# START OF Data for the task

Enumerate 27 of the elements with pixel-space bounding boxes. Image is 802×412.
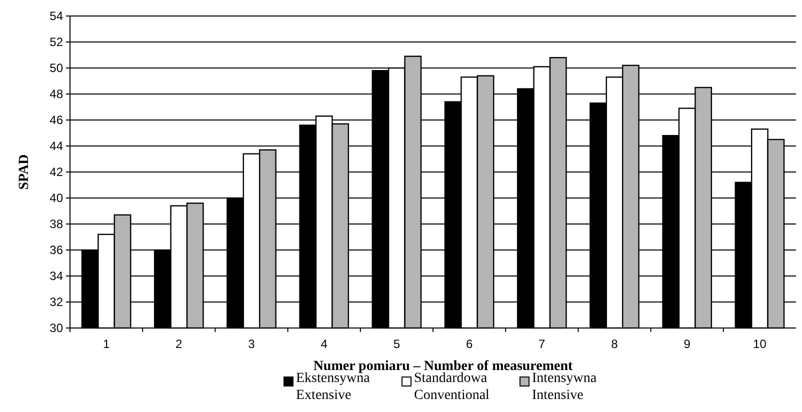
y-tick-label: 54 xyxy=(50,9,64,24)
y-tick-label: 48 xyxy=(50,87,64,102)
x-tick-label: 8 xyxy=(611,337,618,351)
y-tick-label: 30 xyxy=(50,321,64,336)
x-tick-label: 1 xyxy=(102,337,110,351)
y-tick-label: 46 xyxy=(50,113,64,128)
y-axis-title: SPAD xyxy=(17,154,32,190)
x-tick-label: 4 xyxy=(320,337,328,351)
x-tick-label: 5 xyxy=(393,337,400,351)
x-tick-label: 2 xyxy=(176,337,183,351)
y-tick-label: 36 xyxy=(50,243,64,258)
y-tick-label: 38 xyxy=(50,217,64,232)
x-tick-label: 10 xyxy=(753,337,767,351)
legend-label: Intensywna Intensive xyxy=(532,371,598,403)
y-tick-label: 50 xyxy=(50,61,64,76)
y-tick-label: 40 xyxy=(50,191,64,206)
y-tick-label: 52 xyxy=(50,35,64,50)
y-tick-label: 42 xyxy=(50,165,64,180)
x-tick-label: 3 xyxy=(248,337,256,351)
x-tick-label: 6 xyxy=(466,337,473,351)
y-tick-label: 34 xyxy=(50,269,64,284)
legend-label: Standardowa Conventional xyxy=(414,371,490,403)
legend-label: Ekstensywna Extensive xyxy=(296,371,371,403)
y-tick-label: 32 xyxy=(50,295,64,310)
x-tick-label: 9 xyxy=(684,337,691,351)
x-tick-label: 7 xyxy=(538,337,546,351)
y-tick-label: 44 xyxy=(50,139,64,154)
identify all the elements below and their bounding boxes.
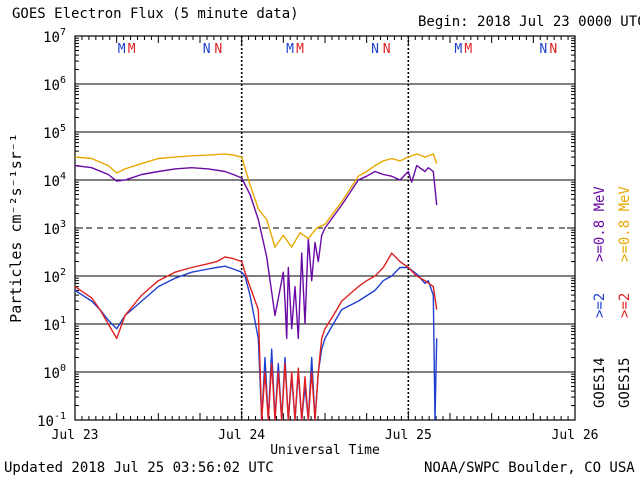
- series-line: [74, 265, 438, 421]
- x-tick-label: Jul 25: [385, 428, 432, 443]
- y-tick-exponent: 6: [60, 75, 66, 86]
- x-tick-label: Jul 24: [218, 428, 265, 443]
- satellite-marker: N: [549, 42, 557, 57]
- y-tick-base: 10: [43, 366, 60, 382]
- satellite-marker: M: [296, 42, 304, 57]
- y-tick-label: 102: [43, 267, 66, 286]
- series-line: [74, 164, 438, 340]
- satellite-marker: M: [464, 42, 472, 57]
- begin-label: Begin:: [418, 14, 469, 30]
- y-tick-exponent: 5: [60, 123, 66, 134]
- begin-value: 2018 Jul 23 0000 UTC: [477, 14, 640, 30]
- y-tick-exponent: 3: [60, 219, 66, 230]
- satellite-marker: M: [286, 42, 294, 57]
- x-axis-label: Universal Time: [270, 443, 380, 458]
- y-tick-exponent: 4: [60, 171, 66, 182]
- updated-timestamp: Updated 2018 Jul 25 03:56:02 UTC: [4, 460, 274, 476]
- satellite-marker: N: [214, 42, 222, 57]
- satellite-marker: N: [371, 42, 379, 57]
- y-tick-label: 107: [43, 27, 66, 46]
- legend-goes14-2mev: >=2: [592, 293, 608, 318]
- y-axis-label: Particles cm⁻²s⁻¹sr⁻¹: [7, 133, 25, 323]
- x-tick-label: Jul 26: [552, 428, 599, 443]
- y-tick-label: 10-1: [37, 411, 66, 430]
- y-tick-exponent: 7: [60, 27, 66, 38]
- series-line: [74, 252, 438, 421]
- y-tick-base: 10: [43, 318, 60, 334]
- satellite-marker: M: [118, 42, 126, 57]
- legend-goes15-08mev: >=0.8 MeV: [617, 186, 633, 262]
- satellite-marker: N: [539, 42, 547, 57]
- y-tick-exponent: 2: [60, 267, 66, 278]
- satellite-marker: N: [203, 42, 211, 57]
- y-tick-base: 10: [43, 270, 60, 286]
- x-tick-label: Jul 23: [52, 428, 99, 443]
- y-tick-base: 10: [37, 414, 54, 430]
- y-tick-exponent: 0: [60, 363, 66, 374]
- satellite-marker: N: [383, 42, 391, 57]
- y-tick-label: 106: [43, 75, 66, 94]
- y-tick-base: 10: [43, 222, 60, 238]
- y-tick-exponent: 1: [60, 315, 66, 326]
- y-tick-label: 105: [43, 123, 66, 142]
- y-tick-label: 104: [43, 171, 66, 190]
- series-line: [74, 153, 438, 248]
- legend-goes14-08mev: >=0.8 MeV: [592, 186, 608, 262]
- begin-date: Begin: 2018 Jul 23 0000 UTC: [418, 14, 640, 30]
- y-tick-label: 101: [43, 315, 66, 334]
- chart-title: GOES Electron Flux (5 minute data): [12, 6, 299, 22]
- y-tick-exponent: -1: [54, 411, 66, 422]
- credit-text: NOAA/SWPC Boulder, CO USA: [424, 460, 635, 476]
- y-tick-label: 100: [43, 363, 66, 382]
- satellite-marker: M: [128, 42, 136, 57]
- y-tick-base: 10: [43, 78, 60, 94]
- y-tick-label: 103: [43, 219, 66, 238]
- legend-goes15: GOES15: [617, 357, 633, 408]
- y-tick-base: 10: [43, 174, 60, 190]
- legend-goes14: GOES14: [592, 357, 608, 408]
- legend-goes15-2mev: >=2: [617, 293, 633, 318]
- y-tick-base: 10: [43, 30, 60, 46]
- satellite-marker: M: [454, 42, 462, 57]
- y-tick-base: 10: [43, 126, 60, 142]
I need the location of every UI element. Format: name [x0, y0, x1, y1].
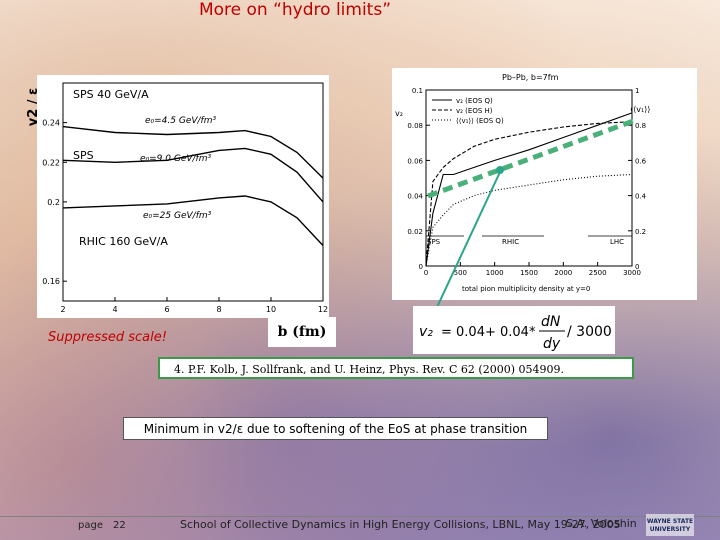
y2-tick-label: 0.2: [635, 228, 646, 236]
series-line: [62, 147, 324, 203]
legend-item: ⟨⟨v₁⟩⟩ (EOS Q): [456, 117, 504, 125]
x-tick-label: 1000: [486, 269, 504, 277]
author-name: S.A. Voloshin: [566, 517, 637, 530]
right-plot-ylabel-left: v₂: [395, 109, 403, 118]
y-tick-label: 0.22: [42, 158, 60, 167]
formula-arrow: [431, 171, 501, 319]
series-line: [425, 121, 633, 267]
formula-lhs: v₂: [419, 324, 433, 340]
y-tick-label: 0.2: [47, 198, 60, 207]
y-tick-label: 0: [419, 263, 423, 271]
university-logo: WAYNE STATE UNIVERSITY: [646, 514, 694, 536]
x-tick-label: 1500: [520, 269, 538, 277]
y2-tick-label: 0.8: [635, 122, 646, 130]
suppressed-scale-note: Suppressed scale!: [48, 330, 167, 345]
y2-tick-label: 1: [635, 87, 639, 95]
x-tick-label: 2000: [554, 269, 572, 277]
y-tick-label: 0.1: [412, 87, 423, 95]
y2-tick-label: 0: [635, 263, 639, 271]
y-tick-label: 0.04: [407, 193, 423, 201]
x-tick-label: 6: [164, 305, 169, 314]
arrow-point: [496, 166, 504, 174]
region-markers: SPS RHIC LHC: [426, 235, 632, 246]
y-tick-label: 0.02: [407, 228, 423, 236]
formula-box: v₂ = 0.04+ 0.04* dN dy / 3000: [413, 306, 615, 354]
left-plot: 2 4 6 8 10 12 0.16 0.2 0.22 0.24 SPS 40 GeV/A e₀=…: [37, 75, 329, 318]
y-tick-label: 0.08: [407, 122, 423, 130]
label-e1: e₀=4.5 GeV/fm³: [145, 116, 216, 126]
conference-title: School of Collective Dynamics in High En…: [180, 518, 621, 531]
x-tick-label: 8: [216, 305, 221, 314]
y-tick-label: 0.16: [42, 277, 60, 286]
legend-item: v₂ (EOS H): [456, 107, 493, 115]
right-plot-axes: 0 500 1000 1500 2000 2500 300000.020.040.060.0…: [407, 87, 646, 277]
right-plot: 0 500 1000 1500 2000 2500 300000.020.040.060.0…: [392, 68, 697, 300]
series-line: [425, 112, 633, 267]
region-lhc: LHC: [610, 238, 624, 246]
x-tick-label: 4: [112, 305, 117, 314]
region-sps: SPS: [427, 238, 441, 246]
legend-item: v₂ (EOS Q): [456, 97, 493, 105]
left-xlabel: b (fm): [268, 317, 336, 347]
formula-numerator: dN: [541, 314, 561, 330]
x-tick-label: 0: [424, 269, 428, 277]
region-rhic: RHIC: [502, 238, 519, 246]
formula-tail: / 3000: [567, 324, 612, 340]
highlight-dashed-line: [427, 117, 637, 199]
label-sps40: SPS 40 GeV/A: [73, 88, 149, 101]
formula-denominator: dy: [543, 336, 561, 352]
right-plot-title: Pb–Pb, b=7fm: [502, 73, 559, 82]
left-plot-axes: 2 4 6 8 10 12 0.16 0.2 0.22 0.24: [42, 82, 328, 314]
x-tick-label: 12: [318, 305, 328, 314]
label-e3: e₀=25 GeV/fm³: [143, 211, 212, 221]
x-tick-label: 2500: [589, 269, 607, 277]
x-tick-label: 3000: [623, 269, 641, 277]
series-line: [62, 195, 324, 246]
page-label: page: [78, 520, 103, 531]
y-tick-label: 0.24: [42, 119, 60, 128]
right-plot-xlabel: total pion multiplicity density at y=0: [462, 285, 590, 293]
label-sps: SPS: [73, 149, 94, 162]
left-plot-lines: [62, 125, 324, 246]
plot-frame: [62, 82, 324, 302]
svg-text:UNIVERSITY: UNIVERSITY: [650, 526, 691, 533]
label-e2: e₀=9.0 GeV/fm³: [140, 154, 211, 164]
right-plot-ylabel-right: ⟨⟨v₁⟩⟩: [630, 105, 650, 114]
x-tick-label: 10: [266, 305, 276, 314]
right-plot-lines: [425, 112, 633, 267]
svg-text:WAYNE STATE: WAYNE STATE: [647, 518, 693, 525]
series-line: [62, 125, 324, 179]
right-plot-legend: v₂ (EOS Q) v₂ (EOS H) ⟨⟨v₁⟩⟩ (EOS Q): [432, 97, 504, 125]
reference-box: 4. P.F. Kolb, J. Sollfrank, and U. Heinz…: [158, 357, 634, 379]
slide-title: More on “hydro limits”: [198, 0, 392, 20]
formula-rhs: = 0.04+ 0.04*: [441, 325, 536, 340]
x-tick-label: 500: [454, 269, 467, 277]
label-rhic: RHIC 160 GeV/A: [79, 235, 168, 248]
x-tick-label: 2: [60, 305, 65, 314]
y-tick-label: 0.06: [407, 157, 423, 165]
y2-tick-label: 0.6: [635, 157, 647, 165]
caption-box: Minimum in v2/ε due to softening of the …: [123, 417, 548, 440]
footer-divider: [0, 516, 720, 517]
page-number: 22: [113, 520, 126, 531]
y2-tick-label: 0.4: [635, 193, 647, 201]
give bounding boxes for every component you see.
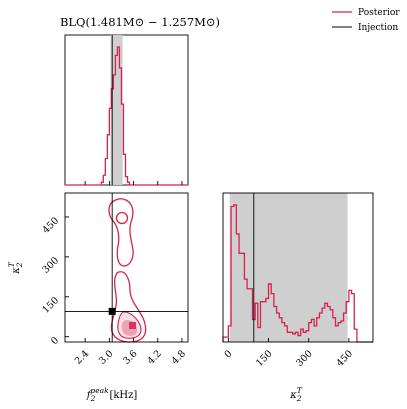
xlabel-f2peak-unit: [kHz]: [109, 390, 137, 401]
ylabel-kappa2T-main: κ: [11, 267, 22, 275]
joint-density-peak: [129, 322, 136, 329]
xlabel-f2peak-main: f: [86, 390, 93, 401]
xlabel-f2peak: fpeak 2 [kHz]: [86, 386, 138, 403]
y-tick-label: 150: [41, 295, 62, 316]
ticks-kappa2T-bottom: 0 150 300 450: [222, 338, 355, 369]
x-tick-label: 450: [334, 348, 355, 369]
joint-contours: [108, 198, 147, 343]
legend-posterior-label: Posterior: [358, 8, 400, 18]
xlabel-kappa2T: κT 2: [289, 386, 303, 403]
panel-joint-frame: [64, 192, 189, 343]
panel-joint: [64, 192, 189, 343]
x-tick-label: 4.2: [145, 348, 163, 366]
ticks-f2peak-top: [84, 181, 183, 185]
x-tick-label: 3.0: [97, 348, 115, 366]
injection-point-marker: [108, 307, 116, 315]
ylabel-kappa2T-sup: T: [7, 261, 16, 267]
y-tick-label: 0: [49, 335, 61, 347]
xlabel-kappa2T-main: κ: [289, 390, 297, 401]
x-tick-label: 0: [222, 348, 234, 360]
joint-contour-inner-top: [115, 211, 129, 225]
ylabel-kappa2T-sub: 2: [15, 262, 24, 268]
x-tick-label: 300: [294, 348, 315, 369]
x-tick-label: 150: [254, 348, 275, 369]
ylabel-kappa2T: κT2: [7, 261, 24, 275]
panel-kappa2T-hist-frame: [222, 192, 374, 343]
joint-contour-outer-top: [108, 198, 134, 267]
credible-band-kappa2T: [229, 193, 348, 342]
joint-contour-outer-bottom: [110, 271, 147, 343]
posterior-hist-f2peak: [65, 46, 188, 186]
y-tick-label: 450: [41, 215, 62, 236]
y-tick-label: 300: [41, 255, 62, 276]
panel-f2peak-hist-frame: [64, 34, 189, 186]
xlabel-f2peak-sub: 2: [90, 394, 96, 403]
panel-kappa2T-hist: [222, 192, 374, 343]
panel-f2peak-hist: [64, 34, 189, 186]
x-tick-label: 4.8: [170, 348, 188, 366]
xlabel-kappa2T-sub: 2: [296, 394, 302, 403]
x-tick-label: 3.6: [121, 348, 139, 366]
figure-title: BLQ(1.481M⊙ − 1.257M⊙): [60, 15, 220, 29]
credible-band-f2peak: [110, 35, 123, 185]
xlabel-kappa2T-sup: T: [297, 386, 303, 395]
posterior-hist-kappa2T: [222, 204, 373, 343]
xlabel-f2peak-sup: peak: [90, 386, 109, 395]
legend-injection-label: Injection: [358, 23, 398, 33]
x-tick-label: 2.4: [73, 348, 91, 366]
legend: Posterior Injection: [332, 8, 400, 33]
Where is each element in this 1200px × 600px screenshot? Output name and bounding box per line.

# END OF Data for the task

Give the listing as a numbered list, from its beginning through the line that contains "identify all the", both ends included. Skip blank lines and leave the pictures out.

Solution below:
1. Enumerate 27 of the elements with pixel-space bounding boxes. Image is 802×412.
2. y-tick-label: 54 xyxy=(50,9,64,24)
3. y-tick-label: 48 xyxy=(50,87,64,102)
4. x-tick-label: 8 xyxy=(611,337,618,351)
5. y-tick-label: 30 xyxy=(50,321,64,336)
6. x-tick-label: 1 xyxy=(102,337,110,351)
7. y-tick-label: 46 xyxy=(50,113,64,128)
8. y-axis-title: SPAD xyxy=(17,154,32,190)
9. x-tick-label: 4 xyxy=(320,337,328,351)
10. x-tick-label: 5 xyxy=(393,337,400,351)
11. x-tick-label: 2 xyxy=(176,337,183,351)
12. y-tick-label: 36 xyxy=(50,243,64,258)
13. y-tick-label: 38 xyxy=(50,217,64,232)
14. x-tick-label: 10 xyxy=(753,337,767,351)
15. legend-label: Intensywna Intensive xyxy=(532,371,598,403)
16. y-tick-label: 50 xyxy=(50,61,64,76)
17. y-tick-label: 40 xyxy=(50,191,64,206)
18. y-tick-label: 52 xyxy=(50,35,64,50)
19. y-tick-label: 42 xyxy=(50,165,64,180)
20. x-tick-label: 3 xyxy=(248,337,256,351)
21. x-tick-label: 6 xyxy=(466,337,473,351)
22. y-tick-label: 34 xyxy=(50,269,64,284)
23. legend-label: Standardowa Conventional xyxy=(414,371,490,403)
24. legend-label: Ekstensywna Extensive xyxy=(296,371,371,403)
25. y-tick-label: 32 xyxy=(50,295,64,310)
26. x-tick-label: 9 xyxy=(684,337,691,351)
27. x-tick-label: 7 xyxy=(538,337,546,351)
28. y-tick-label: 44 xyxy=(50,139,64,154)
29. identify all the elements below and their bounding boxes.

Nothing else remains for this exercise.